Species boundaries were assessed using three molecular delimitation approaches: Automatic Barcode Gap Discovery (ABGD), Assemble Species by Automatic Partitioning (ASAP), and Bayesian Poisson Tree Processes (bPTP). The results were compared with morphological identifications.
ABGD analyses was performed online (http://galaxy.itaxotoolsweb.org/) (accessed on 25 August 2025.) with default parameters, with modifications: a relative gap width (X) of 1.0, the K2P distance metric, and a prior intraspecific divergence (P) range from 0.005 to 0.1 [36]. ASAP analysis was conducted online (http://galaxy.itaxotoolsweb.org/) (accessed on 25 August 2025.)using the K2P distance metrics, and the partition with the lowest ASAP score was selected [37]. The bPTP analysis was performed online (http://species.h-its.org) (accessed on 26 August 2025.)with the following settings: 500,000 MCMC generations, with the first 25% discarded as burn-in [38].

3. Results

3.1. DNA Barcode Datasets

Morphological identification of the 1500 collected beetle specimens yielded 126 species from 95 genera and 20 families, representing approximately 12% of China’s beetle fauna. The number of collected species data Information are available in the Supplementary Materials (Table S2). A subset of 164 specimens was selected for genetic analysis. The basic sequence characteristics are summarized in Table 1. Among the 650-base-pair region analyzed, 87 sites were conserved, 563 were variable, and 521 were parsimony-informative; 42 unique haplotypes were identified. Parsimony-informative sites accounted for 80.15% of the alignment, and no insertions or deletions were detected. The average AT content of the COI sequences was 66.4%, substantially higher than the GC content, indicating a strong AT bias. Conservation varied by codon position, and only eight sites were conserved at the second position, markedly fewer than at the first and third positions.
Base substitution saturation analysis (Figure 2A) revealed clear variation among the 164 COI sequences, with transversions (V) outnumbering transitions (S). The ration of transversions to transitions (V/S) increased linearly with genetic distance (Figure 2B–D). This pattern was consistent across all three codon positions, indicating that the COI gene sequences had not reached substitution saturation. Thus, sequence comparisons were unlikely to introduce bias in phylogenetic analyses, and equal weights were assigned to transitions and transversions.

» Exercise requirements: Turn the paragraph of the beetle DNA barcoding text that begins "ABGD analyses was performed online" into a short list, one item per method, keeping its settings. You can leave the material aside; none of it is needed here.

(Data for recognizing document structure)

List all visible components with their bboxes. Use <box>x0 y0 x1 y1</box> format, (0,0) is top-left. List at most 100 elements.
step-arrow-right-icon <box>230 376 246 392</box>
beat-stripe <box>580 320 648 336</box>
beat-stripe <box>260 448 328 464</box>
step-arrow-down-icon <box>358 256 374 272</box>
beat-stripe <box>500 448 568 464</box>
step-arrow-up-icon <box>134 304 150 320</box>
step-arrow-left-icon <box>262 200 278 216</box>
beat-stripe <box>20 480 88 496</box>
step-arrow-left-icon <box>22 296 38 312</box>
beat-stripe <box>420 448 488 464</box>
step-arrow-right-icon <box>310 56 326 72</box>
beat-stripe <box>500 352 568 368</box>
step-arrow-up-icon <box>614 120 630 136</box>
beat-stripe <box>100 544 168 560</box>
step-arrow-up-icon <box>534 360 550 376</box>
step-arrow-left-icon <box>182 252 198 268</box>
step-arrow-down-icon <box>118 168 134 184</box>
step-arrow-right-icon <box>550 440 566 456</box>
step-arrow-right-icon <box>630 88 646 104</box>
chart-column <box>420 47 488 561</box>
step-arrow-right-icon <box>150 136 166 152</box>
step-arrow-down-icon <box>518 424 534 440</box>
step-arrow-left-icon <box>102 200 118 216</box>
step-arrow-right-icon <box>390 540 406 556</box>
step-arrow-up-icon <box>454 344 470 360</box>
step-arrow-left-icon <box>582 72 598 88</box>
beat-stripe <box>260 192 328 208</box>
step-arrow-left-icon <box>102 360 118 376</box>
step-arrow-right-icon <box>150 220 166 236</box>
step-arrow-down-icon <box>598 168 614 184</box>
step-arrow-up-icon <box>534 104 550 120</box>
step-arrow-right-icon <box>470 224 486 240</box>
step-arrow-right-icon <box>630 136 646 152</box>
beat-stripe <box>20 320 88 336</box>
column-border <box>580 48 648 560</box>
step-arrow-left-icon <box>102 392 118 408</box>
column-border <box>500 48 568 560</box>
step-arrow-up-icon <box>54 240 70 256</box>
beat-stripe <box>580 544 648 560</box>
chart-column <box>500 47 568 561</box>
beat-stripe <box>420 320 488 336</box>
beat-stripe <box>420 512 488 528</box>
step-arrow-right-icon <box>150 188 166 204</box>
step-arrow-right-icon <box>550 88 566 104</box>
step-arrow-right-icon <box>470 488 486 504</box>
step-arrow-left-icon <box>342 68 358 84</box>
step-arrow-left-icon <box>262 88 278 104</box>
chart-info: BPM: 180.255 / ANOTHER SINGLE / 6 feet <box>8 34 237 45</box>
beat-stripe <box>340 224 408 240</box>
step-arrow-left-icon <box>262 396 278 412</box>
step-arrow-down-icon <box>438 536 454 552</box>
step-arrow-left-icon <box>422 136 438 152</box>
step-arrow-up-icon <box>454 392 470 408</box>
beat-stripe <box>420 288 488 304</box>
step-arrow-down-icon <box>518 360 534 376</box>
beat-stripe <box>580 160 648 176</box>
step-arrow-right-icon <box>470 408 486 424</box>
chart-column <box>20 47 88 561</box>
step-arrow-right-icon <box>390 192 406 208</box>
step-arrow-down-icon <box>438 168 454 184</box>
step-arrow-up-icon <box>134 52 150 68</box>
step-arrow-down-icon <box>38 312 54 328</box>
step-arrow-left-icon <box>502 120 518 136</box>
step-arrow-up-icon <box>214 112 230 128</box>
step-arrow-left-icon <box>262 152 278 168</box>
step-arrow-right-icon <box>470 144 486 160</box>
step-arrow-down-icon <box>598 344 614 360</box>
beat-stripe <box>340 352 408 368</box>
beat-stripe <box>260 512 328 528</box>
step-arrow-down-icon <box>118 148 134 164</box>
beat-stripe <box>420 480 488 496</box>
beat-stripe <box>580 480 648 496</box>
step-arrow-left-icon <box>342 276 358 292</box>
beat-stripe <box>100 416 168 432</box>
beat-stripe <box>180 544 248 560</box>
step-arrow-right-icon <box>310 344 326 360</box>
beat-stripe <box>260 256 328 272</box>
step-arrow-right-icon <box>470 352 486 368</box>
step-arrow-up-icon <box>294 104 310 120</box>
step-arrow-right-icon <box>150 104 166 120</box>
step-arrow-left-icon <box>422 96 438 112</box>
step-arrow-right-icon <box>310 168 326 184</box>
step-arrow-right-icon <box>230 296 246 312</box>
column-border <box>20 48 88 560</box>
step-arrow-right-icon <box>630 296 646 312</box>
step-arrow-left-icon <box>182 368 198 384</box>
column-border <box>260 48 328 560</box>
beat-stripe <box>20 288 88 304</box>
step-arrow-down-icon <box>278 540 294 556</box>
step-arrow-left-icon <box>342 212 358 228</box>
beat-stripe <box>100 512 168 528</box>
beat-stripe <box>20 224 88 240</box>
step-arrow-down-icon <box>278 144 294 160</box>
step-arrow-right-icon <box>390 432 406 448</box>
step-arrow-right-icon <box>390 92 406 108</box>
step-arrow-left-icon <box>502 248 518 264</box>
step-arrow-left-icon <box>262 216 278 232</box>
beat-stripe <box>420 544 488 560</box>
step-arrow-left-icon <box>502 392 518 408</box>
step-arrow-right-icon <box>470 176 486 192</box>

» Output for this task:
- ABGD: run online at http://galaxy.itaxotoolsweb.org/ with default settings except a relative gap width (X) of 1.0, the K2P distance metric, and a prior intraspecific divergence (P) from 0.005 to 0.1.
- ASAP: run online at the same site with the K2P distance metric; the partition with the lowest ASAP score was chosen.
- bPTP: run online at http://species.h-its.org with 500,000 MCMC generations, discarding the first 25% as burn-in.